TASK INSTRUCTIONS: Your task is to copy the listing exactly. Drop any pictures from the copy.

MATERIAL FOR THIS TASK:
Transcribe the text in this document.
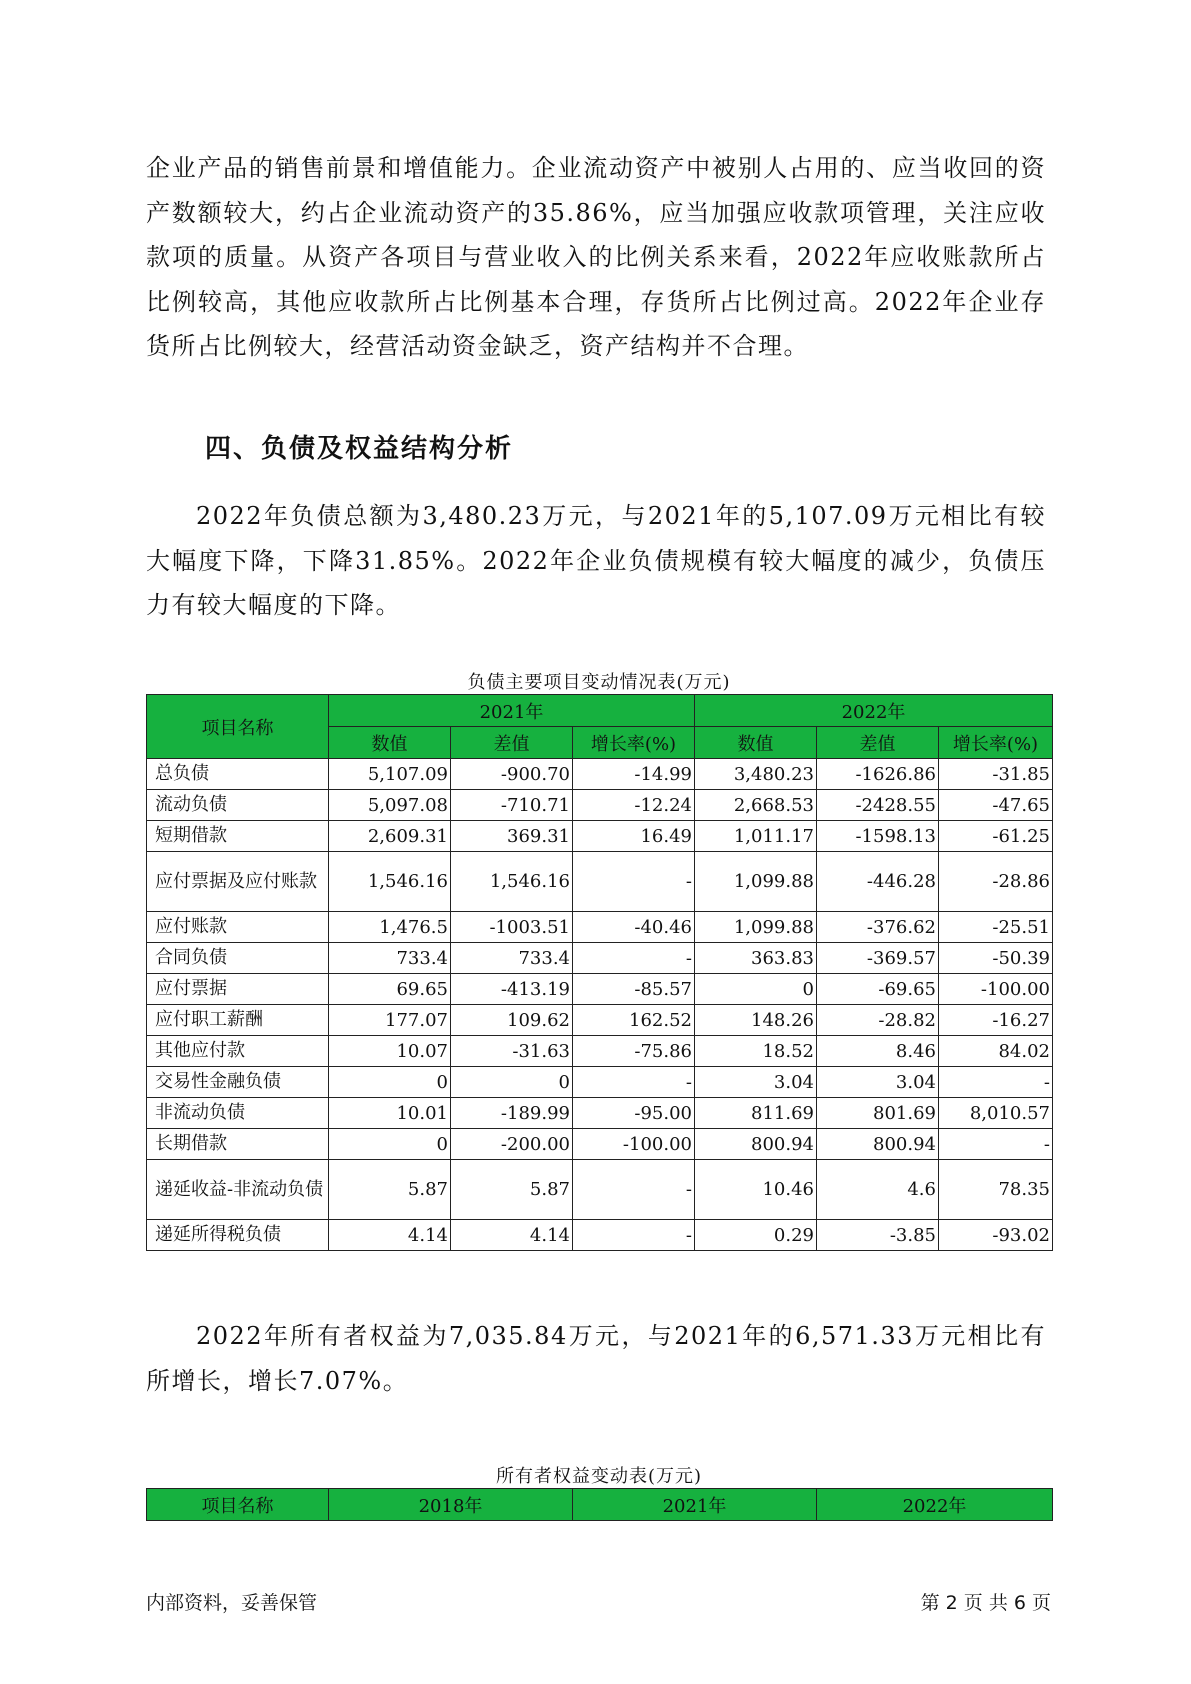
企业产品的销售前景和增值能力。企业流动资产中被别人占用的、应当收回的资产数额较大，约占企业流动资产的35.86%，应当加强应收款项管理，关注应收款项的质量。从资产各项目与营业收入的比例关系来看，2022年应收账款所占比例较高，其他应收款所占比例基本合理，存货所占比例过高。2022年企业存货所占比例较大，经营活动资金缺乏，资产结构并不合理。

四、负债及权益结构分析

2022年负债总额为3,480.23万元，与2021年的5,107.09万元相比有较大幅度下降，下降31.85%。2022年企业负债规模有较大幅度的减少，负债压力有较大幅度的下降。

负债主要项目变动情况表(万元)
项目名称	2021年			2022年		
	数值	差值	增长率(%)	数值	差值	增长率(%)
总负债	5,107.09	-900.70	-14.99	3,480.23	-1626.86	-31.85
流动负债	5,097.08	-710.71	-12.24	2,668.53	-2428.55	-47.65
短期借款	2,609.31	369.31	16.49	1,011.17	-1598.13	-61.25
应付票据及应付账款	1,546.16	1,546.16	-	1,099.88	-446.28	-28.86
应付账款	1,476.5	-1003.51	-40.46	1,099.88	-376.62	-25.51
合同负债	733.4	733.4	-	363.83	-369.57	-50.39
应付票据	69.65	-413.19	-85.57	0	-69.65	-100.00
应付职工薪酬	177.07	109.62	162.52	148.26	-28.82	-16.27
其他应付款	10.07	-31.63	-75.86	18.52	8.46	84.02
交易性金融负债	0	0	-	3.04	3.04	-
非流动负债	10.01	-189.99	-95.00	811.69	801.69	8,010.57
长期借款	0	-200.00	-100.00	800.94	800.94	-
递延收益-非流动负债	5.87	5.87	-	10.46	4.6	78.35
递延所得税负债	4.14	4.14	-	0.29	-3.85	-93.02

2022年所有者权益为7,035.84万元，与2021年的6,571.33万元相比有所增长，增长7.07%。

所有者权益变动表(万元)
项目名称	2018年	2021年	2022年
内部资料，妥善保管	第 2 页 共 6 页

SOLVED PROBLEM:
Transcribe the text in this document.
企业产品的销售前景和增值能力。企业流动资产中被别人占用的、应当收回的资产数额较大，约占企业流动资产的35.86%，应当加强应收款项管理，关注应收款项的质量。从资产各项目与营业收入的比例关系来看，2022年应收账款所占比例较高，其他应收款所占比例基本合理，存货所占比例过高。2022年企业存货所占比例较大，经营活动资金缺乏，资产结构并不合理。

四、负债及权益结构分析

2022年负债总额为3,480.23万元，与2021年的5,107.09万元相比有较大幅度下降，下降31.85%。2022年企业负债规模有较大幅度的减少，负债压力有较大幅度的下降。

负债主要项目变动情况表(万元)
项目名称	2021年			2022年		
	数值	差值	增长率(%)	数值	差值	增长率(%)
总负债	5,107.09	-900.70	-14.99	3,480.23	-1626.86	-31.85
流动负债	5,097.08	-710.71	-12.24	2,668.53	-2428.55	-47.65
短期借款	2,609.31	369.31	16.49	1,011.17	-1598.13	-61.25
应付票据及应付账款	1,546.16	1,546.16	-	1,099.88	-446.28	-28.86
应付账款	1,476.5	-1003.51	-40.46	1,099.88	-376.62	-25.51
合同负债	733.4	733.4	-	363.83	-369.57	-50.39
应付票据	69.65	-413.19	-85.57	0	-69.65	-100.00
应付职工薪酬	177.07	109.62	162.52	148.26	-28.82	-16.27
其他应付款	10.07	-31.63	-75.86	18.52	8.46	84.02
交易性金融负债	0	0	-	3.04	3.04	-
非流动负债	10.01	-189.99	-95.00	811.69	801.69	8,010.57
长期借款	0	-200.00	-100.00	800.94	800.94	-
递延收益-非流动负债	5.87	5.87	-	10.46	4.6	78.35
递延所得税负债	4.14	4.14	-	0.29	-3.85	-93.02

2022年所有者权益为7,035.84万元，与2021年的6,571.33万元相比有所增长，增长7.07%。

所有者权益变动表(万元)
项目名称	2018年	2021年	2022年
内部资料，妥善保管	第 2 页 共 6 页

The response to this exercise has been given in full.